== MATERIAL SUPPLIED ==

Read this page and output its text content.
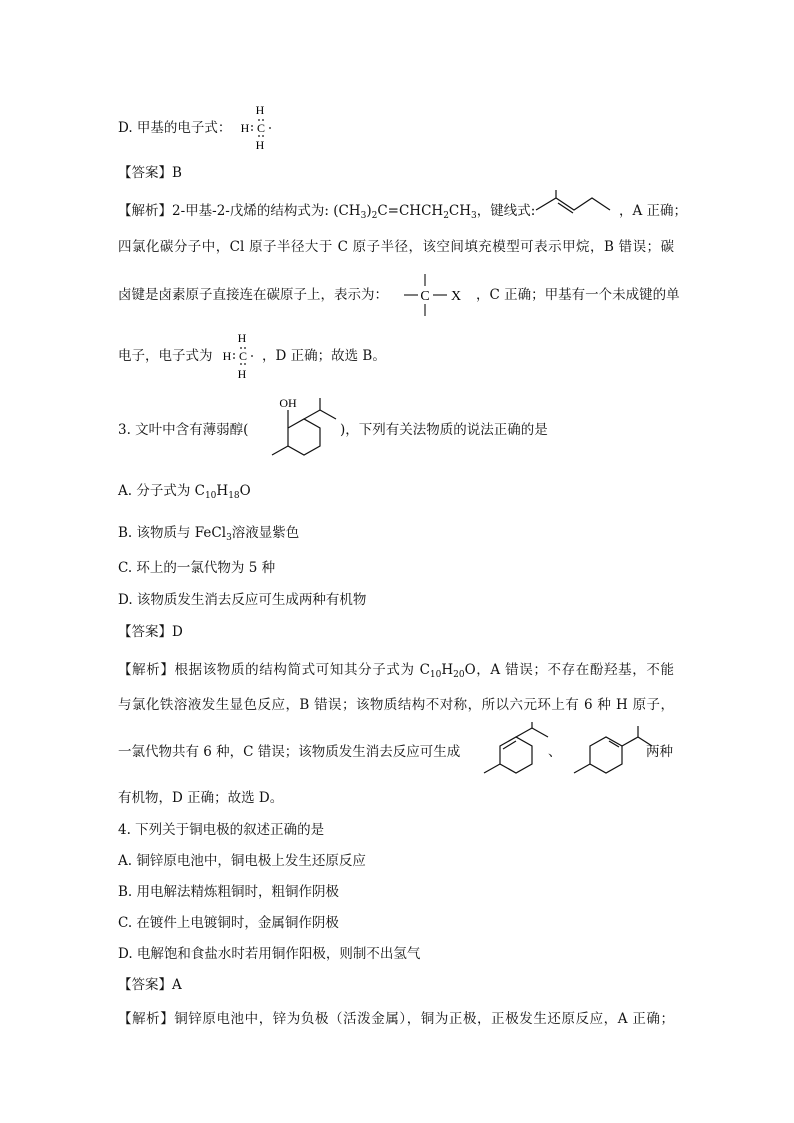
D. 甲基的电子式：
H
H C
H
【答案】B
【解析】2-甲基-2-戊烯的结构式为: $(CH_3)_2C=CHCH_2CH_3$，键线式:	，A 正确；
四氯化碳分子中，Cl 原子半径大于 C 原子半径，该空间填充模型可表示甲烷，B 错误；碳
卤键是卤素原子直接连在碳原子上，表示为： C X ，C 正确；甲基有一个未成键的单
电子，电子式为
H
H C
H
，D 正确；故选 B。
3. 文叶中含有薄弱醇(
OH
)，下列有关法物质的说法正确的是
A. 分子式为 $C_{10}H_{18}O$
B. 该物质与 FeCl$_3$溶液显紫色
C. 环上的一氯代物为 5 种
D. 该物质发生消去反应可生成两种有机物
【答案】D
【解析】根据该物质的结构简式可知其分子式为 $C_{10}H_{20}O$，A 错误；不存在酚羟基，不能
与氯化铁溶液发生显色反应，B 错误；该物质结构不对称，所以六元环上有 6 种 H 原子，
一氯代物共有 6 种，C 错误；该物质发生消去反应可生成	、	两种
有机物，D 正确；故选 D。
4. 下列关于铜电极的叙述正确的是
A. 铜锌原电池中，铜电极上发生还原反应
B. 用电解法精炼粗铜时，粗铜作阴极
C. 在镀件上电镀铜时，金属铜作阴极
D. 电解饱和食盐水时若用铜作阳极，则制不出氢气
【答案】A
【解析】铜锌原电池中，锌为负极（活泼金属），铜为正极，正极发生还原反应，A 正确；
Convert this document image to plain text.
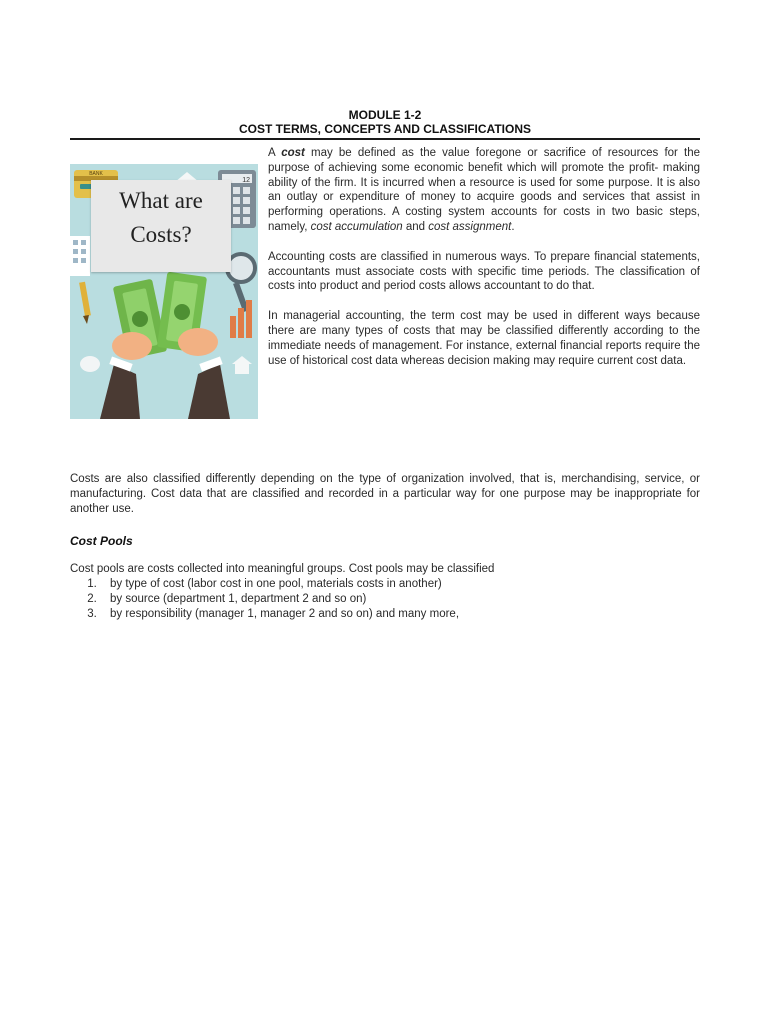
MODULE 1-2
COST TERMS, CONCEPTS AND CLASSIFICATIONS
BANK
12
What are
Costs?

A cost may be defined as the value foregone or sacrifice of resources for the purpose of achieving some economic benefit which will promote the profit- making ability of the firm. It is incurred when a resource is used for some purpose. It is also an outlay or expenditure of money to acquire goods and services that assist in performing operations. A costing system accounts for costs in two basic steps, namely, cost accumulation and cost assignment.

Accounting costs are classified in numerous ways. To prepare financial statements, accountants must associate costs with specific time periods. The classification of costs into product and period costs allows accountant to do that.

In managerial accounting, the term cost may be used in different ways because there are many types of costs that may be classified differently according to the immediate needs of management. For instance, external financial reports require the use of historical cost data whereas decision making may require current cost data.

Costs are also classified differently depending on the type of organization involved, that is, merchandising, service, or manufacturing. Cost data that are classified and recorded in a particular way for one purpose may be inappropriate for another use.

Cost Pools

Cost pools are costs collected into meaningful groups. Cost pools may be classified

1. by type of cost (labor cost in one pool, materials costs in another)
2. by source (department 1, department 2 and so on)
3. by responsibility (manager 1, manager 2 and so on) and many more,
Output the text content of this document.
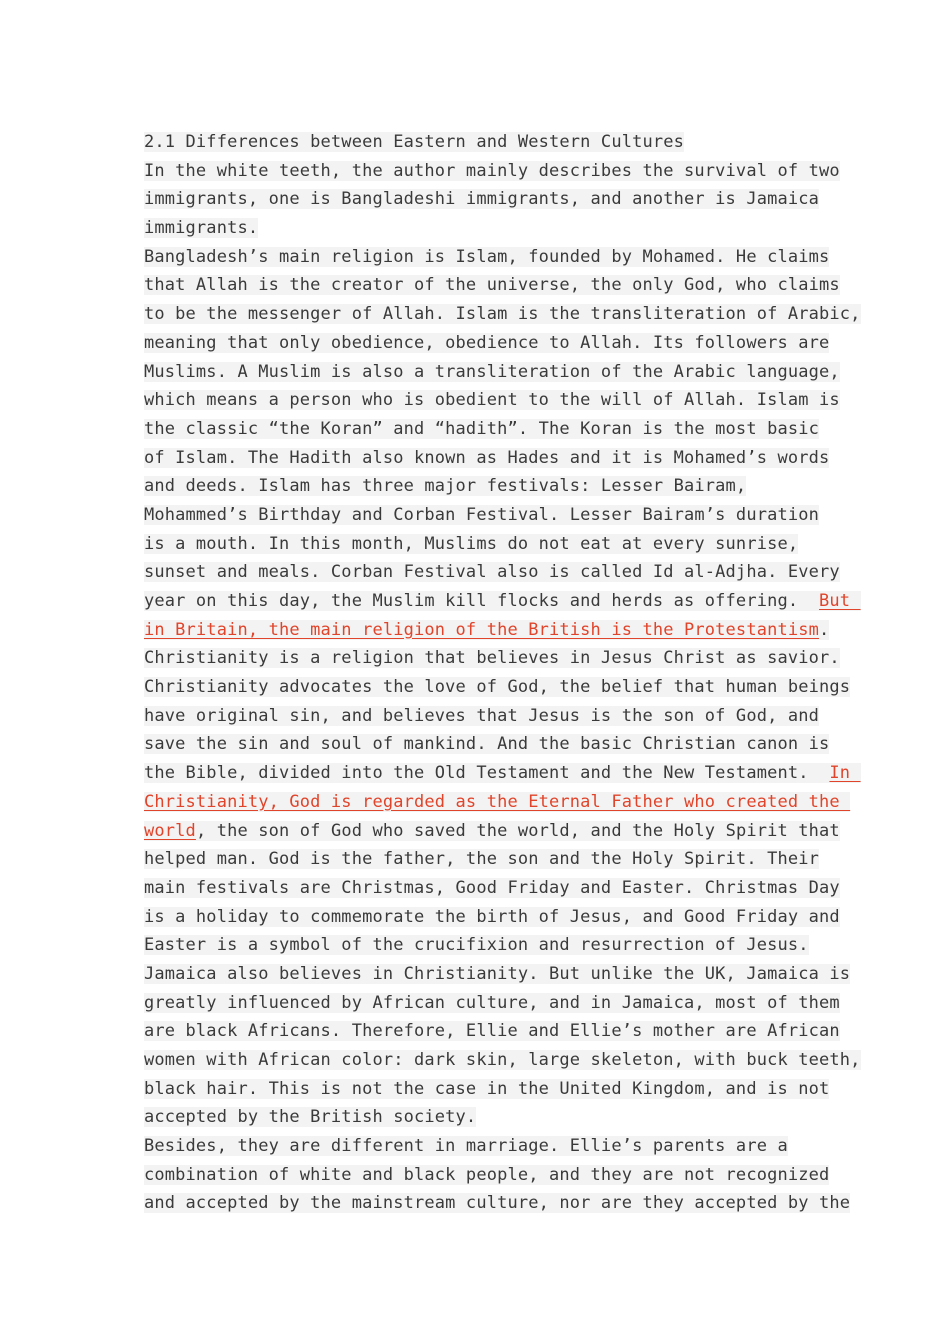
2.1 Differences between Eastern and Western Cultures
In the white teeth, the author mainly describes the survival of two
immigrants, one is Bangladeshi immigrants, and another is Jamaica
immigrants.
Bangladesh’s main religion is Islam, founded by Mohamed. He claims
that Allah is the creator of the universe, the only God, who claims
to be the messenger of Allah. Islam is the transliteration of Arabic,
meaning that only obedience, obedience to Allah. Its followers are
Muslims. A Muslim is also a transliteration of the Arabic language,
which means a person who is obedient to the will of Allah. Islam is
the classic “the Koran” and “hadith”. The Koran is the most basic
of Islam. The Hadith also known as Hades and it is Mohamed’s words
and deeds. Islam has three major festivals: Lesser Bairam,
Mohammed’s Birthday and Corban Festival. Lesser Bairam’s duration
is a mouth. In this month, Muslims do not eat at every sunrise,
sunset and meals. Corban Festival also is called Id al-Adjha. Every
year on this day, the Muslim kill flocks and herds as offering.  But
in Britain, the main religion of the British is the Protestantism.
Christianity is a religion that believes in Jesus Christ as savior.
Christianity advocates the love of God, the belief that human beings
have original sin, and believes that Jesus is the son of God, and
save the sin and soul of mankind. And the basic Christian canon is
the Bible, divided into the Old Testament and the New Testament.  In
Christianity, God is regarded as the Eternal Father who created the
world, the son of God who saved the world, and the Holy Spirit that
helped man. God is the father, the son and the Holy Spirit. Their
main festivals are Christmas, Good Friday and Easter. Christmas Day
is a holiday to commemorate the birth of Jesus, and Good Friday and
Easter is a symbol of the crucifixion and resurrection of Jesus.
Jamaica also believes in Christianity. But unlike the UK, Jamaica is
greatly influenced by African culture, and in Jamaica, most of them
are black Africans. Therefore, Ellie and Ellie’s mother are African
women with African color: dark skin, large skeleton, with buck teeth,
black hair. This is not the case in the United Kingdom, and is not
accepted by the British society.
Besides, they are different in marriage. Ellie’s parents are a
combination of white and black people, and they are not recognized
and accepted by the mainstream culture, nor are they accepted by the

===

*WORK REQUIRED:* Collect, from the material above, every line containing the word "Jesus".

*ANSWER TO THIS PROBLEM:*
Christianity is a religion that believes in Jesus Christ as savior.
have original sin, and believes that Jesus is the son of God, and
is a holiday to commemorate the birth of Jesus, and Good Friday and
Easter is a symbol of the crucifixion and resurrection of Jesus.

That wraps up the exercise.